(Bounding box entries)
+--
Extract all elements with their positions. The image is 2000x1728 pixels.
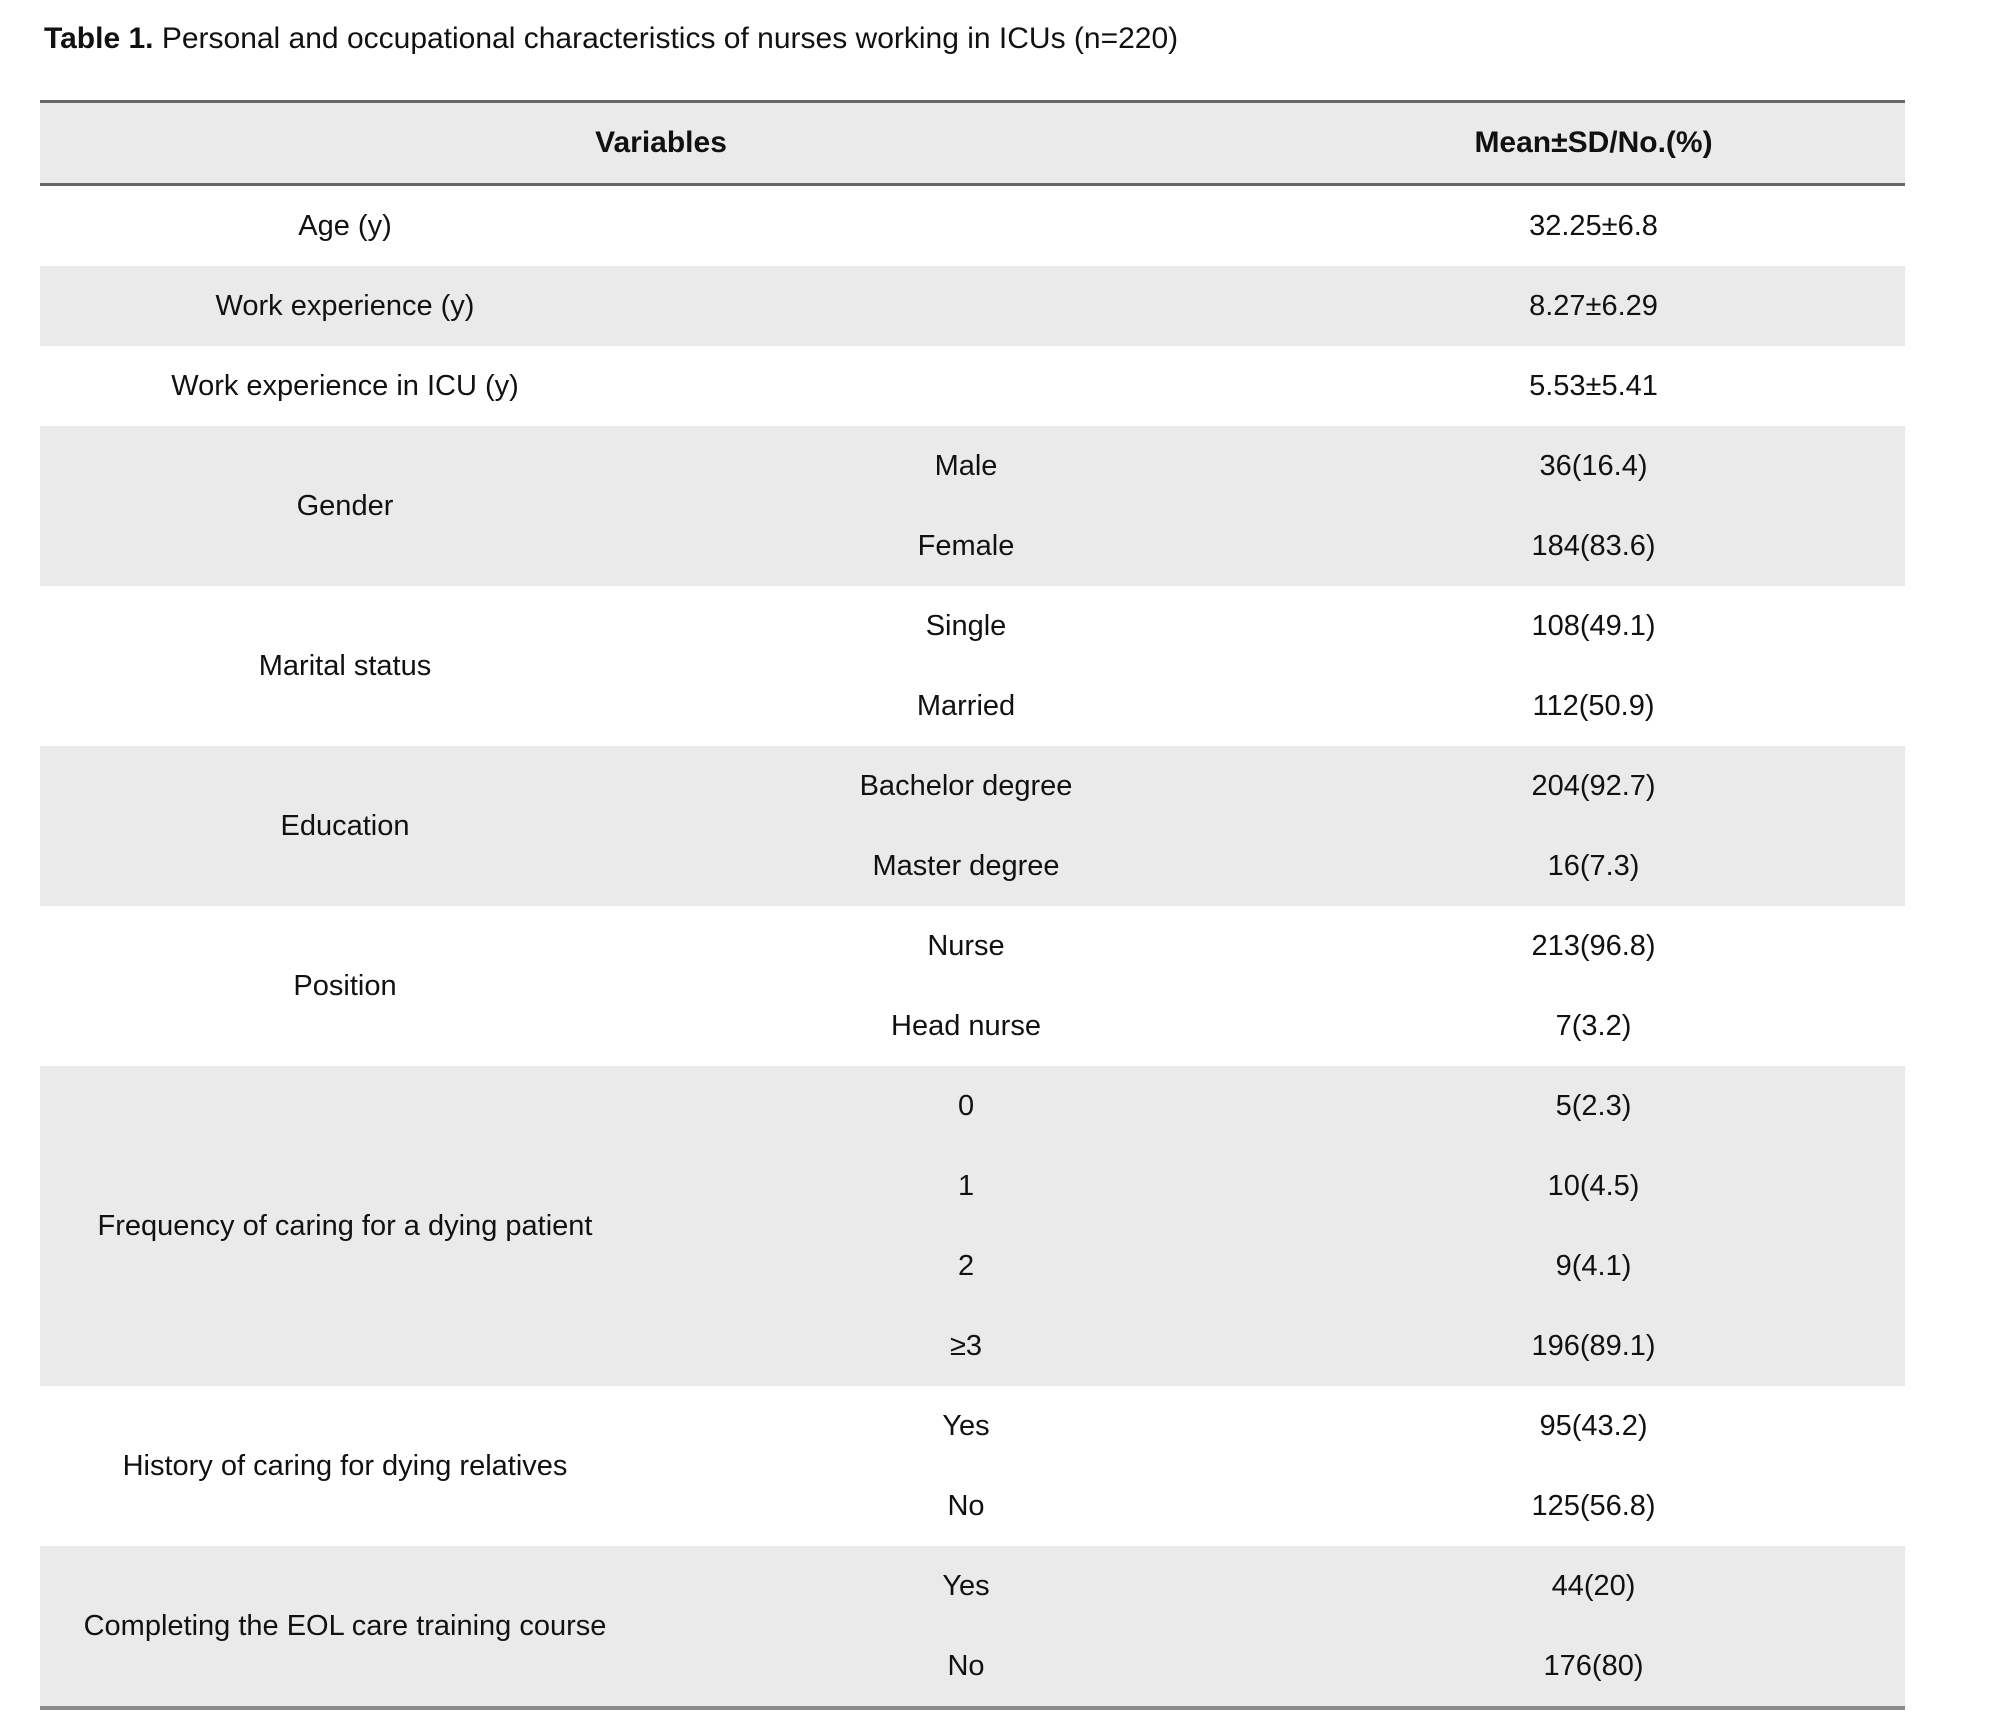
value-cell: 204(92.7): [1282, 746, 1906, 826]
category-cell: ≥3: [650, 1306, 1283, 1386]
table-row: Marital status Single 108(49.1): [40, 586, 1906, 746]
table-caption-label: Table 1.: [44, 22, 154, 55]
table-caption: Table 1. Personal and occupational chara…: [44, 20, 1178, 58]
category-cell: Master degree: [650, 826, 1283, 906]
category-cell: Bachelor degree: [650, 746, 1283, 826]
table-row: Master degree 16(7.3): [40, 826, 1906, 906]
category-cell: [650, 184, 1283, 266]
table-row: Position Nurse 213(96.8): [40, 906, 1906, 1066]
category-cell: 2: [650, 1226, 1283, 1306]
table-row: 1 10(4.5): [40, 1146, 1906, 1226]
variable-label: Position: [40, 906, 650, 1066]
category-cell: Yes: [650, 1546, 1283, 1626]
variable-label: Age (y): [40, 184, 650, 266]
category-cell: Nurse: [650, 906, 1283, 986]
category-cell: Male: [650, 426, 1283, 506]
category-cell: 0: [650, 1066, 1283, 1146]
value-cell: 32.25±6.8: [1282, 184, 1906, 266]
value-cell: 7(3.2): [1282, 986, 1906, 1066]
value-cell: 184(83.6): [1282, 506, 1906, 586]
category-cell: Head nurse: [650, 986, 1283, 1066]
table-row: Work experience (y) 8.27±6.29: [40, 266, 1906, 346]
variable-label: Work experience in ICU (y): [40, 346, 650, 426]
value-cell: 44(20): [1282, 1546, 1906, 1626]
value-cell: 36(16.4): [1282, 426, 1906, 506]
value-cell: 196(89.1): [1282, 1306, 1906, 1386]
table-row: Education Bachelor degree 204(92.7): [40, 746, 1906, 906]
category-cell: Female: [650, 506, 1283, 586]
variable-label: History of caring for dying relatives: [40, 1386, 650, 1546]
table-row: Completing the EOL care training course …: [40, 1546, 1906, 1708]
variable-label: Completing the EOL care training course: [40, 1546, 650, 1708]
variable-label: Frequency of caring for a dying patient: [40, 1066, 650, 1386]
value-cell: 8.27±6.29: [1282, 266, 1906, 346]
table-row: Female 184(83.6): [40, 506, 1906, 586]
value-cell: 108(49.1): [1282, 586, 1906, 666]
header-value: Mean±SD/No.(%): [1282, 101, 1906, 186]
value-cell: 9(4.1): [1282, 1226, 1906, 1306]
table-row: No 125(56.8): [40, 1466, 1906, 1546]
category-cell: [650, 346, 1283, 426]
table-row: ≥3 196(89.1): [40, 1306, 1906, 1386]
value-cell: 176(80): [1282, 1626, 1906, 1708]
table-row: History of caring for dying relatives Ye…: [40, 1386, 1906, 1546]
table-row: Work experience in ICU (y) 5.53±5.41: [40, 346, 1906, 426]
category-cell: [650, 266, 1283, 346]
category-cell: Yes: [650, 1386, 1283, 1466]
variable-label: Work experience (y): [40, 266, 650, 346]
variable-label: Education: [40, 746, 650, 906]
category-cell: 1: [650, 1146, 1283, 1226]
table-row: Gender Male 36(16.4): [40, 426, 1906, 586]
header-variables: Variables: [40, 101, 1283, 186]
category-cell: No: [650, 1466, 1283, 1546]
variable-label: Gender: [40, 426, 650, 586]
header-row: Variables Mean±SD/No.(%): [40, 101, 1906, 186]
category-cell: Married: [650, 666, 1283, 746]
value-cell: 213(96.8): [1282, 906, 1906, 986]
value-cell: 16(7.3): [1282, 826, 1906, 906]
value-cell: 10(4.5): [1282, 1146, 1906, 1226]
value-cell: 5.53±5.41: [1282, 346, 1906, 426]
value-cell: 112(50.9): [1282, 666, 1906, 746]
table-row: Age (y) 32.25±6.8: [40, 184, 1906, 266]
category-cell: Single: [650, 586, 1283, 666]
table-row: Married 112(50.9): [40, 666, 1906, 746]
table-caption-text: Personal and occupational characteristic…: [153, 22, 1179, 55]
variable-label: Marital status: [40, 586, 650, 746]
characteristics-table: Variables Mean±SD/No.(%) Age (y) 32.25±6…: [40, 100, 1906, 1710]
value-cell: 95(43.2): [1282, 1386, 1906, 1466]
table-row: No 176(80): [40, 1626, 1906, 1708]
value-cell: 5(2.3): [1282, 1066, 1906, 1146]
category-cell: No: [650, 1626, 1283, 1708]
table-row: 2 9(4.1): [40, 1226, 1906, 1306]
table-row: Head nurse 7(3.2): [40, 986, 1906, 1066]
table-row: Frequency of caring for a dying patient …: [40, 1066, 1906, 1386]
value-cell: 125(56.8): [1282, 1466, 1906, 1546]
+--
*WHAT YOU SHOULD DO*:
Convert every line of the material above into a numbered list, omitting blank lines. Leave the pictures out of the answer.

*RESPONSE TO THIS EXERCISE*:
1. Extract all elements with their positions. The image is 2000x1728 pixels.
2. value-cell: 204(92.7): [1282, 746, 1906, 826]
3. category-cell: ≥3: [650, 1306, 1283, 1386]
4. table-row: Marital status Single 108(49.1): [40, 586, 1906, 746]
5. table-caption-label: Table 1.: [44, 22, 154, 55]
6. table-caption: Table 1. Personal and occupational chara…: [44, 20, 1178, 58]
7. category-cell: Master degree: [650, 826, 1283, 906]
8. category-cell: Bachelor degree: [650, 746, 1283, 826]
9. table-row: Master degree 16(7.3): [40, 826, 1906, 906]
10. category-cell: [650, 184, 1283, 266]
11. table-row: Position Nurse 213(96.8): [40, 906, 1906, 1066]
12. category-cell: 2: [650, 1226, 1283, 1306]
13. table-row: 1 10(4.5): [40, 1146, 1906, 1226]
14. variable-label: Position: [40, 906, 650, 1066]
15. category-cell: Yes: [650, 1546, 1283, 1626]
16. variable-label: Age (y): [40, 184, 650, 266]
17. category-cell: Nurse: [650, 906, 1283, 986]
18. category-cell: Male: [650, 426, 1283, 506]
19. category-cell: 0: [650, 1066, 1283, 1146]
20. value-cell: 32.25±6.8: [1282, 184, 1906, 266]
21. value-cell: 7(3.2): [1282, 986, 1906, 1066]
22. value-cell: 184(83.6): [1282, 506, 1906, 586]
23. category-cell: Head nurse: [650, 986, 1283, 1066]
24. table-row: Work experience (y) 8.27±6.29: [40, 266, 1906, 346]
25. variable-label: Work experience in ICU (y): [40, 346, 650, 426]
26. value-cell: 44(20): [1282, 1546, 1906, 1626]
27. value-cell: 36(16.4): [1282, 426, 1906, 506]
28. value-cell: 196(89.1): [1282, 1306, 1906, 1386]
29. table-row: Education Bachelor degree 204(92.7): [40, 746, 1906, 906]
30. category-cell: Female: [650, 506, 1283, 586]
31. variable-label: History of caring for dying relatives: [40, 1386, 650, 1546]
32. table-row: Completing the EOL care training course …: [40, 1546, 1906, 1708]
33. variable-label: Completing the EOL care training course: [40, 1546, 650, 1708]
34. variable-label: Frequency of caring for a dying patient: [40, 1066, 650, 1386]
35. value-cell: 8.27±6.29: [1282, 266, 1906, 346]
36. table-row: Female 184(83.6): [40, 506, 1906, 586]
37. value-cell: 108(49.1): [1282, 586, 1906, 666]
38. header-value: Mean±SD/No.(%): [1282, 101, 1906, 186]
39. value-cell: 9(4.1): [1282, 1226, 1906, 1306]
40. table-row: No 125(56.8): [40, 1466, 1906, 1546]
41. category-cell: [650, 346, 1283, 426]
42. table-row: ≥3 196(89.1): [40, 1306, 1906, 1386]
43. value-cell: 176(80): [1282, 1626, 1906, 1708]
44. table-row: History of caring for dying relatives Ye…: [40, 1386, 1906, 1546]
45. table-row: Work experience in ICU (y) 5.53±5.41: [40, 346, 1906, 426]
46. category-cell: [650, 266, 1283, 346]
47. category-cell: Yes: [650, 1386, 1283, 1466]
48. variable-label: Work experience (y): [40, 266, 650, 346]
49. variable-label: Education: [40, 746, 650, 906]
50. category-cell: 1: [650, 1146, 1283, 1226]
51. table-row: Gender Male 36(16.4): [40, 426, 1906, 586]
52. header-variables: Variables: [40, 101, 1283, 186]
53. category-cell: No: [650, 1466, 1283, 1546]
54. variable-label: Gender: [40, 426, 650, 586]
55. header-row: Variables Mean±SD/No.(%): [40, 101, 1906, 186]
56. category-cell: Married: [650, 666, 1283, 746]
57. value-cell: 213(96.8): [1282, 906, 1906, 986]
58. value-cell: 16(7.3): [1282, 826, 1906, 906]
59. value-cell: 10(4.5): [1282, 1146, 1906, 1226]
60. value-cell: 5.53±5.41: [1282, 346, 1906, 426]
61. value-cell: 112(50.9): [1282, 666, 1906, 746]
62. table-row: Age (y) 32.25±6.8: [40, 184, 1906, 266]
63. category-cell: Single: [650, 586, 1283, 666]
64. table-row: Married 112(50.9): [40, 666, 1906, 746]
65. table-caption-text: Personal and occupational characteristic…: [153, 22, 1179, 55]
66. variable-label: Marital status: [40, 586, 650, 746]
67. characteristics-table: Variables Mean±SD/No.(%) Age (y) 32.25±6…: [40, 100, 1906, 1710]
68. value-cell: 95(43.2): [1282, 1386, 1906, 1466]
69. table-row: No 176(80): [40, 1626, 1906, 1708]
70. value-cell: 5(2.3): [1282, 1066, 1906, 1146]
71. category-cell: No: [650, 1626, 1283, 1708]
72. table-row: 2 9(4.1): [40, 1226, 1906, 1306]
73. table-row: Head nurse 7(3.2): [40, 986, 1906, 1066]
74. table-row: Frequency of caring for a dying patient …: [40, 1066, 1906, 1386]
75. value-cell: 125(56.8): [1282, 1466, 1906, 1546]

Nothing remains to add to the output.